▶ _DATA SECTION_
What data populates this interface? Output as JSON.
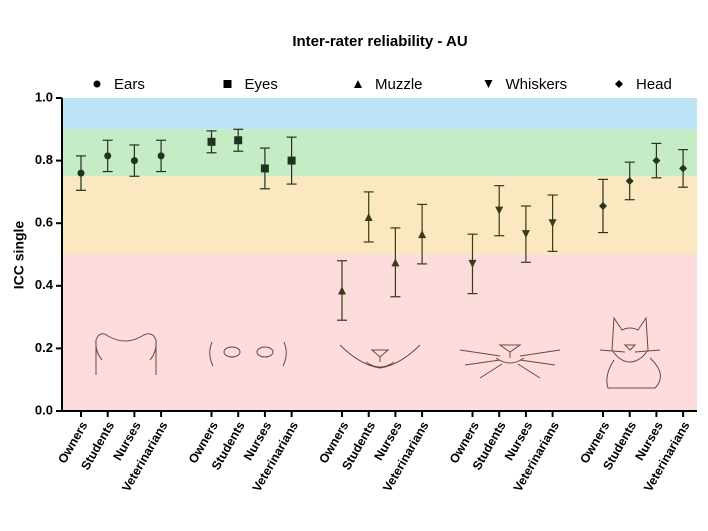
{
  "chart_data": {
    "type": "errorbar",
    "title": "Inter-rater reliability - AU",
    "y_label": "ICC single",
    "categories": [
      "Owners",
      "Students",
      "Nurses",
      "Veterinarians",
      "Owners",
      "Students",
      "Nurses",
      "Veterinarians",
      "Owners",
      "Students",
      "Nurses",
      "Veterinarians",
      "Owners",
      "Students",
      "Nurses",
      "Veterinarians",
      "Owners",
      "Students",
      "Nurses",
      "Veterinarians"
    ],
    "ylim": [
      0,
      1
    ],
    "yticks": [
      {
        "value": 0,
        "label": "0.0"
      },
      {
        "value": 0.2,
        "label": "0.2"
      },
      {
        "value": 0.4,
        "label": "0.4"
      },
      {
        "value": 0.6,
        "label": "0.6"
      },
      {
        "value": 0.8,
        "label": "0.8"
      },
      {
        "value": 1,
        "label": "1.0"
      }
    ],
    "bands": [
      {
        "from": 0,
        "to": 0.5,
        "color": "#fcdcdc"
      },
      {
        "from": 0.5,
        "to": 0.75,
        "color": "#fbe8c0"
      },
      {
        "from": 0.75,
        "to": 0.9,
        "color": "#c6ecc6"
      },
      {
        "from": 0.9,
        "to": 1,
        "color": "#bde3f7"
      }
    ],
    "series": [
      {
        "name": "Ears",
        "marker": "circle",
        "color": "#1f3320",
        "values": [
          0.76,
          0.815,
          0.8,
          0.815,
          null,
          null,
          null,
          null,
          null,
          null,
          null,
          null,
          null,
          null,
          null,
          null,
          null,
          null,
          null,
          null
        ],
        "errors": [
          0.055,
          0.05,
          0.05,
          0.05,
          null,
          null,
          null,
          null,
          null,
          null,
          null,
          null,
          null,
          null,
          null,
          null,
          null,
          null,
          null,
          null
        ]
      },
      {
        "name": "Eyes",
        "marker": "square",
        "color": "#1f3320",
        "values": [
          null,
          null,
          null,
          null,
          0.86,
          0.865,
          0.775,
          0.8,
          null,
          null,
          null,
          null,
          null,
          null,
          null,
          null,
          null,
          null,
          null,
          null
        ],
        "errors": [
          null,
          null,
          null,
          null,
          0.035,
          0.035,
          0.065,
          0.075,
          null,
          null,
          null,
          null,
          null,
          null,
          null,
          null,
          null,
          null,
          null,
          null
        ]
      },
      {
        "name": "Muzzle",
        "marker": "triangle-up",
        "color": "#3a3a14",
        "values": [
          null,
          null,
          null,
          null,
          null,
          null,
          null,
          null,
          0.385,
          0.62,
          0.475,
          0.565,
          null,
          null,
          null,
          null,
          null,
          null,
          null,
          null
        ],
        "errors": [
          null,
          null,
          null,
          null,
          null,
          null,
          null,
          null,
          0.095,
          0.08,
          0.11,
          0.095,
          null,
          null,
          null,
          null,
          null,
          null,
          null,
          null
        ]
      },
      {
        "name": "Whiskers",
        "marker": "triangle-down",
        "color": "#3a3a14",
        "values": [
          null,
          null,
          null,
          null,
          null,
          null,
          null,
          null,
          null,
          null,
          null,
          null,
          0.47,
          0.64,
          0.565,
          0.6,
          null,
          null,
          null,
          null
        ],
        "errors": [
          null,
          null,
          null,
          null,
          null,
          null,
          null,
          null,
          null,
          null,
          null,
          null,
          0.095,
          0.08,
          0.09,
          0.09,
          null,
          null,
          null,
          null
        ]
      },
      {
        "name": "Head",
        "marker": "diamond",
        "color": "#2a3320",
        "values": [
          null,
          null,
          null,
          null,
          null,
          null,
          null,
          null,
          null,
          null,
          null,
          null,
          null,
          null,
          null,
          null,
          0.655,
          0.735,
          0.8,
          0.775
        ],
        "errors": [
          null,
          null,
          null,
          null,
          null,
          null,
          null,
          null,
          null,
          null,
          null,
          null,
          null,
          null,
          null,
          null,
          0.085,
          0.06,
          0.055,
          0.06
        ]
      }
    ]
  }
}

▶ _DIRECTIONS FOR THIS TASK_
Copy every line in the listing above where the string "marker" turns up.

▶ _THE ANSWER_
        "marker": "circle",
        "marker": "square",
        "marker": "triangle-up",
        "marker": "triangle-down",
        "marker": "diamond",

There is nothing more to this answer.